- **JOB**: Records follow. Pull out every line that contains "Theta".

- **TASK INPUTS**:
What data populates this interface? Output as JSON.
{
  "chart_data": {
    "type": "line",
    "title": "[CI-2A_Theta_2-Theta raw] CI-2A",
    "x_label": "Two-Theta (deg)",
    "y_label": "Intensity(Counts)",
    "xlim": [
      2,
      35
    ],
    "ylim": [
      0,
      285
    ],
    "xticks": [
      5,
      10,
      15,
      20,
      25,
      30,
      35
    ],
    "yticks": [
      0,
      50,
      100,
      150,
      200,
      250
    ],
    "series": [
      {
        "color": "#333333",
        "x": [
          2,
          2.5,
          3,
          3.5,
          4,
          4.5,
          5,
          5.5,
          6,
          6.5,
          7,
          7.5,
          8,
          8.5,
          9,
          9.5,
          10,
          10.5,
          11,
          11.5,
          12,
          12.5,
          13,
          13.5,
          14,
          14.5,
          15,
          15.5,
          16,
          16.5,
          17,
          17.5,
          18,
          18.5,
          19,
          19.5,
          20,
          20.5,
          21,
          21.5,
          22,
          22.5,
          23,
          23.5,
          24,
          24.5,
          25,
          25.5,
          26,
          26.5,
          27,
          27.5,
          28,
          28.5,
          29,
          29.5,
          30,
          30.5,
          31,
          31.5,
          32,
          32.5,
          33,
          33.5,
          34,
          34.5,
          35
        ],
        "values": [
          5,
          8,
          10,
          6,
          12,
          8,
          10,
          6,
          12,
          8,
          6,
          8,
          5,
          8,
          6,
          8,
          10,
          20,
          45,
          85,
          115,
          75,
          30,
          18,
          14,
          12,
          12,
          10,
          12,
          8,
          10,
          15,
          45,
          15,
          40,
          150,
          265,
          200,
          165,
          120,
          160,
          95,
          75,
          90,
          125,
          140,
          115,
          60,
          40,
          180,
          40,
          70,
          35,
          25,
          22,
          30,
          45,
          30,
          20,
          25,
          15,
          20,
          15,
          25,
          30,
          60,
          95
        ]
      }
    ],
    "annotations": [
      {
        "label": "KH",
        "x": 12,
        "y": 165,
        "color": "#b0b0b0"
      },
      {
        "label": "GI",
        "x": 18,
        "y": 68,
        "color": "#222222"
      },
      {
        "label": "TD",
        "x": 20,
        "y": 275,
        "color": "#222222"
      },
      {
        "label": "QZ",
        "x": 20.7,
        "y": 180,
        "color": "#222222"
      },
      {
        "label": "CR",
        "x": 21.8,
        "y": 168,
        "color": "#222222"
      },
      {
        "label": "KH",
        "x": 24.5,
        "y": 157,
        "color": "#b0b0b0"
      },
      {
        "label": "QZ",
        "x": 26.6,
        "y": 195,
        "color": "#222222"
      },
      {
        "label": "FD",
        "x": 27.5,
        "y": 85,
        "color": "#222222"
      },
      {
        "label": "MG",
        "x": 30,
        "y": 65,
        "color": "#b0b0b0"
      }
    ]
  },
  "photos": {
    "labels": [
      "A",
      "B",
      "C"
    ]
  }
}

- **OUTPUT**:
    "title": "[CI-2A_Theta_2-Theta raw] CI-2A",
    "x_label": "Two-Theta (deg)",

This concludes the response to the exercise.